----- MATERIAL PROVIDED -----

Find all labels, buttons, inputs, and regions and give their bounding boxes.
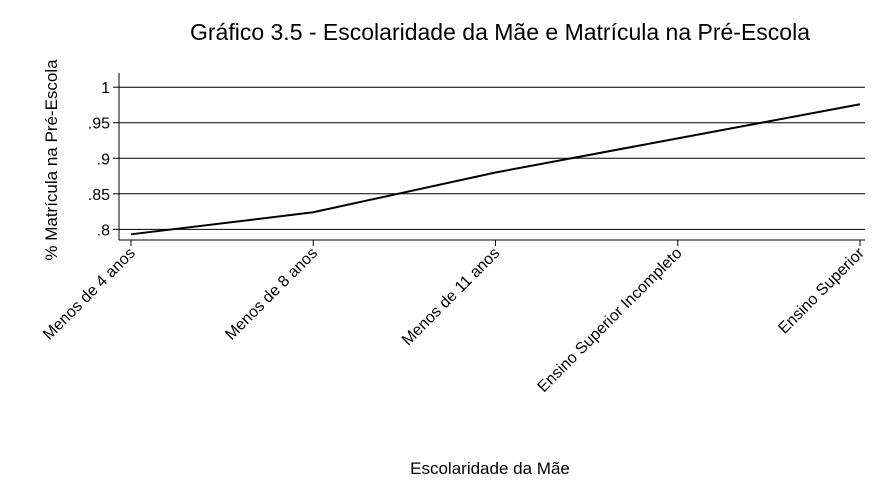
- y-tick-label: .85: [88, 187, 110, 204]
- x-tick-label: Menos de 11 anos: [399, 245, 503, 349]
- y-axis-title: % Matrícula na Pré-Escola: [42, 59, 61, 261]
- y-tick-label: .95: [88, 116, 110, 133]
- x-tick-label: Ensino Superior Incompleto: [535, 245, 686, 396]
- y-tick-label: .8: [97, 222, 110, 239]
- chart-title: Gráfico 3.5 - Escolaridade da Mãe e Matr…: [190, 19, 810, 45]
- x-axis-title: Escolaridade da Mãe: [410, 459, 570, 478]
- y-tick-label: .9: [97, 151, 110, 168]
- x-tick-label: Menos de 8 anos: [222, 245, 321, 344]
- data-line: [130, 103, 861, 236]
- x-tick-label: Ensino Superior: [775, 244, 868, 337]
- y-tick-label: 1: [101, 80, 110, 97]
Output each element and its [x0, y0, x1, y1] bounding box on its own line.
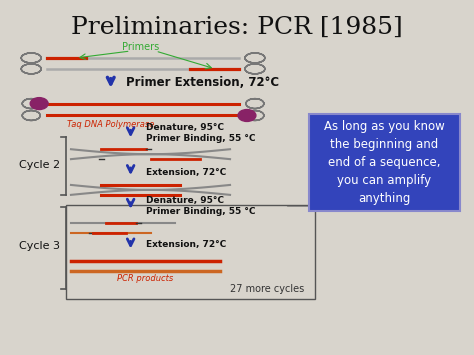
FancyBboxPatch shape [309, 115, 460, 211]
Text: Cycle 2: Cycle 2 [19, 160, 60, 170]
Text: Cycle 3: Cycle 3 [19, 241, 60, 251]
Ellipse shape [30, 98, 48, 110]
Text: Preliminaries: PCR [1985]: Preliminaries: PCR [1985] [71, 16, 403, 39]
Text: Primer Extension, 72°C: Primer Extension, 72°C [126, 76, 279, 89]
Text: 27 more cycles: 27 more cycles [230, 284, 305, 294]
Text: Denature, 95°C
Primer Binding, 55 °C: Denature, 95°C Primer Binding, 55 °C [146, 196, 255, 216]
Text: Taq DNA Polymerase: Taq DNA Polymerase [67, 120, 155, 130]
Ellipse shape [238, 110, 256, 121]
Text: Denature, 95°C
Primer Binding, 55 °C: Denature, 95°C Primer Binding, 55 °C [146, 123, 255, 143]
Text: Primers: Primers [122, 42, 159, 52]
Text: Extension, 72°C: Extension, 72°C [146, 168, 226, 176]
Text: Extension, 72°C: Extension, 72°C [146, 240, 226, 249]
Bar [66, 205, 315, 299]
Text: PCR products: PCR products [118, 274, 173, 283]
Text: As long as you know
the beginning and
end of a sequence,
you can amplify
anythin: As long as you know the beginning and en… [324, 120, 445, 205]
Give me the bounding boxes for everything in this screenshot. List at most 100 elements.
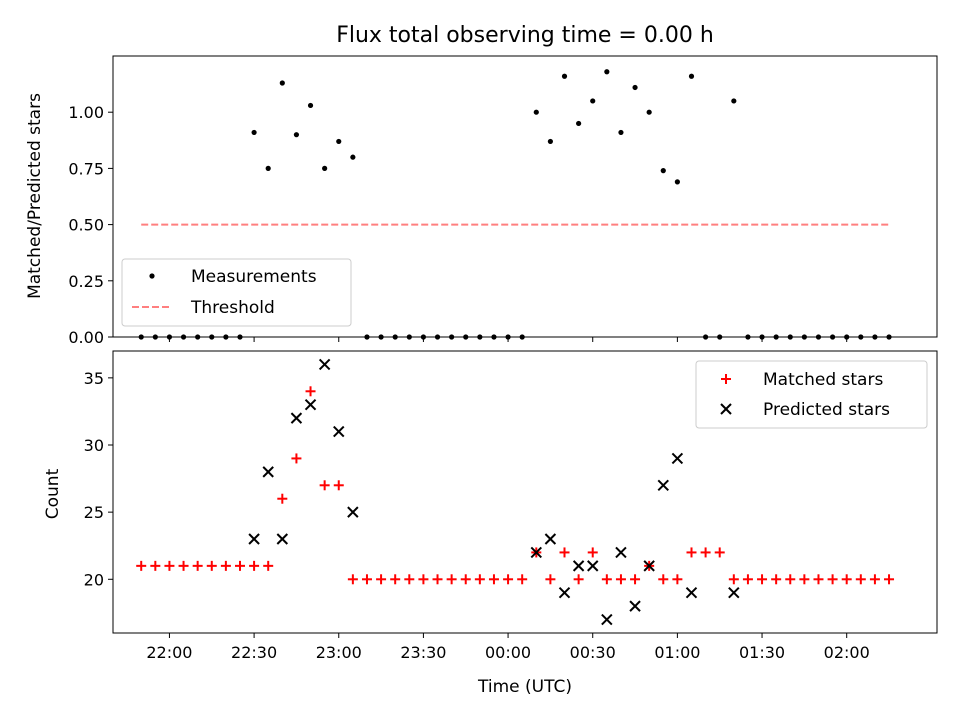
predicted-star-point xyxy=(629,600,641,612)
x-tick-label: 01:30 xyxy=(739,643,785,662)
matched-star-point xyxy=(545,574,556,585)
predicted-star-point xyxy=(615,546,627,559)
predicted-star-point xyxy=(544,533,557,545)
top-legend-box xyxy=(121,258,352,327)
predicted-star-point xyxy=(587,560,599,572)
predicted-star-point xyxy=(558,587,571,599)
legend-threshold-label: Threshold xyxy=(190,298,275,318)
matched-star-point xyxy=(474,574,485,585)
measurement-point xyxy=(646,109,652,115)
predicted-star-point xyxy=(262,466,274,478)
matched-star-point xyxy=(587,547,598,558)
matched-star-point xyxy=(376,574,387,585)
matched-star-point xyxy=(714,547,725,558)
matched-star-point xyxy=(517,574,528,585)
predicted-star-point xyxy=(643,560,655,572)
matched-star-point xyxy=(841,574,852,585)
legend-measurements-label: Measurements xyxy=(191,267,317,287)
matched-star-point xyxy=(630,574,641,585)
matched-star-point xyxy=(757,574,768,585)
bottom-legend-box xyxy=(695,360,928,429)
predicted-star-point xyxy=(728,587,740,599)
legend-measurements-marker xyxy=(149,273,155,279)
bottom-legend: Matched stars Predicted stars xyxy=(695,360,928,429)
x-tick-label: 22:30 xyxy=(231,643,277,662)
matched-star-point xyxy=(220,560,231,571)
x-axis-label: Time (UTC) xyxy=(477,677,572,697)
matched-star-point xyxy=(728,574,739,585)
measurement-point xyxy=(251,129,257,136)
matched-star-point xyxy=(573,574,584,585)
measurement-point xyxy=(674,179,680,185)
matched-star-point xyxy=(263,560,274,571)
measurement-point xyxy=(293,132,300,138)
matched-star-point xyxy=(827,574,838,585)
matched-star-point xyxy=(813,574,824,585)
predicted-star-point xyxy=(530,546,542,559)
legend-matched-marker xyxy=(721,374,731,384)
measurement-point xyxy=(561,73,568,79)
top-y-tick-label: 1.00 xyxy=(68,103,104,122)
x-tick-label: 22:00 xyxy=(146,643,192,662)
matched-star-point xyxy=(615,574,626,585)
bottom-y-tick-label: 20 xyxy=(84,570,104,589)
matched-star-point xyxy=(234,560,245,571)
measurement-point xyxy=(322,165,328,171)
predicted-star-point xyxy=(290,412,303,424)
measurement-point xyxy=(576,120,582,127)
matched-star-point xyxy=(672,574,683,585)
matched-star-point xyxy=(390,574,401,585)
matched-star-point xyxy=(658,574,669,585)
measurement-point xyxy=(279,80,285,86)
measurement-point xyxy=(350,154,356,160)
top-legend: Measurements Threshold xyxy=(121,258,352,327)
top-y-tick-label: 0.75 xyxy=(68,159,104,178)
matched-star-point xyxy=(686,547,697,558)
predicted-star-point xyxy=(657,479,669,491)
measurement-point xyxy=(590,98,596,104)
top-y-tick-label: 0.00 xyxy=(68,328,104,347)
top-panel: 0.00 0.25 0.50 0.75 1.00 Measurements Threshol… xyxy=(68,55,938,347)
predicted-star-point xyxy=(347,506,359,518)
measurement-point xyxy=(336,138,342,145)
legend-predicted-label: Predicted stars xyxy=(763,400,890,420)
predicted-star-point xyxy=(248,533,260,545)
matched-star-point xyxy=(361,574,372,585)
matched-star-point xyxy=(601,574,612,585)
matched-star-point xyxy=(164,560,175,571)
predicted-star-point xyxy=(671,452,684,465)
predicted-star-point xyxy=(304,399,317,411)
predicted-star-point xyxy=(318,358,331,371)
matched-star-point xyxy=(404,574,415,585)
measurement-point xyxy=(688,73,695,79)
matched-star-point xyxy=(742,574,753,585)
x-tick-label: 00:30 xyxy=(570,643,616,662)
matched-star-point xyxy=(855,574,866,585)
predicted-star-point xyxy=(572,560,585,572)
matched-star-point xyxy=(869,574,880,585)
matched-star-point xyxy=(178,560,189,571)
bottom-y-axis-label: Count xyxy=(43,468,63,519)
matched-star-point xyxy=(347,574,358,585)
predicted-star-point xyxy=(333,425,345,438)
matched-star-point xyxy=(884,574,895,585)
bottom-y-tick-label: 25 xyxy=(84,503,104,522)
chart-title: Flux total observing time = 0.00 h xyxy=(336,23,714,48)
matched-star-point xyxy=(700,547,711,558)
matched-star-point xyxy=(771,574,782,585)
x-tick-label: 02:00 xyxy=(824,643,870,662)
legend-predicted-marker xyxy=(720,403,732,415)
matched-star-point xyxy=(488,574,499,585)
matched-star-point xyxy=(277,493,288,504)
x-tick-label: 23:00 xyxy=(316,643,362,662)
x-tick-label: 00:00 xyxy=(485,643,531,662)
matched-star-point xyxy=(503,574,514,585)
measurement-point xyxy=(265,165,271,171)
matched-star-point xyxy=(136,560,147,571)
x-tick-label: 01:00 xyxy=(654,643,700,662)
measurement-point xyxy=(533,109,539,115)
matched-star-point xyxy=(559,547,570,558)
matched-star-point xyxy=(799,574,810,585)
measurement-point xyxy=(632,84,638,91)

-----
----- MATERIAL PROVIDED -----

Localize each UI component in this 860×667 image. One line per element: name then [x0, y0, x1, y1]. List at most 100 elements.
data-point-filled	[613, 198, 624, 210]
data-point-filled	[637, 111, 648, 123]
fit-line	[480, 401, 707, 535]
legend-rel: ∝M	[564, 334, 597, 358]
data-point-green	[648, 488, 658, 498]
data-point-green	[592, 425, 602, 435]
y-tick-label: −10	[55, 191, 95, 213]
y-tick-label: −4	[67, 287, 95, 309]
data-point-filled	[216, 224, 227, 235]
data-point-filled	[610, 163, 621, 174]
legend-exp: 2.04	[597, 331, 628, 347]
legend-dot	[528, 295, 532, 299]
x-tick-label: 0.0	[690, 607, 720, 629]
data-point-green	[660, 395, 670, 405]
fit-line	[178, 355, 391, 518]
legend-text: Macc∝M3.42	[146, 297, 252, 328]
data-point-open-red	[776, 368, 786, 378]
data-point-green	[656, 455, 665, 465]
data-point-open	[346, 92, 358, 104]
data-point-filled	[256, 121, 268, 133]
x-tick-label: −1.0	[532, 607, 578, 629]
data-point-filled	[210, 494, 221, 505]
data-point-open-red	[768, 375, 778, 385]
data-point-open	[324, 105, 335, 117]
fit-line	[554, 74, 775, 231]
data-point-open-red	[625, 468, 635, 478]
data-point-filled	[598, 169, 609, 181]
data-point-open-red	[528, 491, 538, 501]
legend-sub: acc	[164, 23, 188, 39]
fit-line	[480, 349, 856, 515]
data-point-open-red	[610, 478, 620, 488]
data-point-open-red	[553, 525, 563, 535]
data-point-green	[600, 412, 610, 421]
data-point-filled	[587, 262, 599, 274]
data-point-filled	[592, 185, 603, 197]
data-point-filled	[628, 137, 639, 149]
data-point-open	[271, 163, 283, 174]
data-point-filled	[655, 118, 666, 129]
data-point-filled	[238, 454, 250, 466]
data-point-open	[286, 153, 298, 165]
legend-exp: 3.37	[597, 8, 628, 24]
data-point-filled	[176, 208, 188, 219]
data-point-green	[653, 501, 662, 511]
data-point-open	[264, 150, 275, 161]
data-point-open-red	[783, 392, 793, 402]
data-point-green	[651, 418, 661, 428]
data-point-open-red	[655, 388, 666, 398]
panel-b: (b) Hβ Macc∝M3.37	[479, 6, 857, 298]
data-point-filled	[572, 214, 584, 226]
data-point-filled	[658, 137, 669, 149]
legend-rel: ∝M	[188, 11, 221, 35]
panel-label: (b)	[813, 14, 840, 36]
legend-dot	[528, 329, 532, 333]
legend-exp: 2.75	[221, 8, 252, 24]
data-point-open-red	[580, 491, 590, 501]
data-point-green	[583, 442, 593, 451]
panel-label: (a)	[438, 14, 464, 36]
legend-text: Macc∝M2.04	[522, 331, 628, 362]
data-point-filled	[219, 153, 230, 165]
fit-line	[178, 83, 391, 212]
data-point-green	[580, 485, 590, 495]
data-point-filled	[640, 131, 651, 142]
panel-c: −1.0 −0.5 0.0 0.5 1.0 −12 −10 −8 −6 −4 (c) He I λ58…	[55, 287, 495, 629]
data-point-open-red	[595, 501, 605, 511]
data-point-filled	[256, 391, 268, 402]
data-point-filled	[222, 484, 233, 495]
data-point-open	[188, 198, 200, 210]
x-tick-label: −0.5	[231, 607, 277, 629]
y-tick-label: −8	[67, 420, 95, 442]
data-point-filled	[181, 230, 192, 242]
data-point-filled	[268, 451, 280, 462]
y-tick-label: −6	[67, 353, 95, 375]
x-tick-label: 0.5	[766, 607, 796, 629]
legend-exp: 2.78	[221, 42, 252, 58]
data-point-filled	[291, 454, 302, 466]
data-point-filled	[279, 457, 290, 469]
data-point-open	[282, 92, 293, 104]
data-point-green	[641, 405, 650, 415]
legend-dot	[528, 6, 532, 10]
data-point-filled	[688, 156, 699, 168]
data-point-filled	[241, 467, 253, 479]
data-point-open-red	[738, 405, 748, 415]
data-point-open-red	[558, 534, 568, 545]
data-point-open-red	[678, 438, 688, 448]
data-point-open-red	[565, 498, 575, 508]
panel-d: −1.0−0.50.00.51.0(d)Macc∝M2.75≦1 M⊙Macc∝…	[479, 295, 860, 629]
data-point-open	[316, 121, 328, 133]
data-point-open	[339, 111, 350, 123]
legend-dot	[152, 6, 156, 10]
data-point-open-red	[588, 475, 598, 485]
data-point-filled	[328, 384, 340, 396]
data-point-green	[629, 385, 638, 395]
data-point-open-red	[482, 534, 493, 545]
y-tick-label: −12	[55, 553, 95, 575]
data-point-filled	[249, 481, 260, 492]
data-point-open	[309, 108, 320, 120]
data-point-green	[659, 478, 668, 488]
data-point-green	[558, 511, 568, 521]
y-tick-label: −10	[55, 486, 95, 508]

-----

> _EXERCISE BRIEF_:
Lay out the lines starting at the one containing "- y-tick-label: .85: [88, 187, 110, 204]" and ending at the one containing "Output each element" as a JSON list of strings, one string per line. Include both of those lines and leave out any blank lines.

> _OUTPUT FOR THIS EXERCISE_:
[
  "- y-tick-label: .85: [88, 187, 110, 204]",
  "- x-tick-label: Menos de 11 anos: [399, 245, 503, 349]",
  "- y-axis-title: % Matrícula na Pré-Escola: [42, 59, 61, 261]",
  "- y-tick-label: .95: [88, 116, 110, 133]",
  "- x-tick-label: Ensino Superior Incompleto: [535, 245, 686, 396]",
  "- y-tick-label: .8: [97, 222, 110, 239]",
  "- chart-title: Gráfico 3.5 - Escolaridade da Mãe e Matr…: [190, 19, 810, 45]",
  "- x-axis-title: Escolaridade da Mãe: [410, 459, 570, 478]",
  "- y-tick-label: .9: [97, 151, 110, 168]",
  "- x-tick-label: Menos de 8 anos: [222, 245, 321, 344]",
  "- data-line: [130, 103, 861, 236]",
  "- x-tick-label: Ensino Superior: [775, 244, 868, 337]",
  "- y-tick-label: 1: [101, 80, 110, 97]",
  "Output each element and its [x0, y0, x1, y1] bounding box on its own line."
]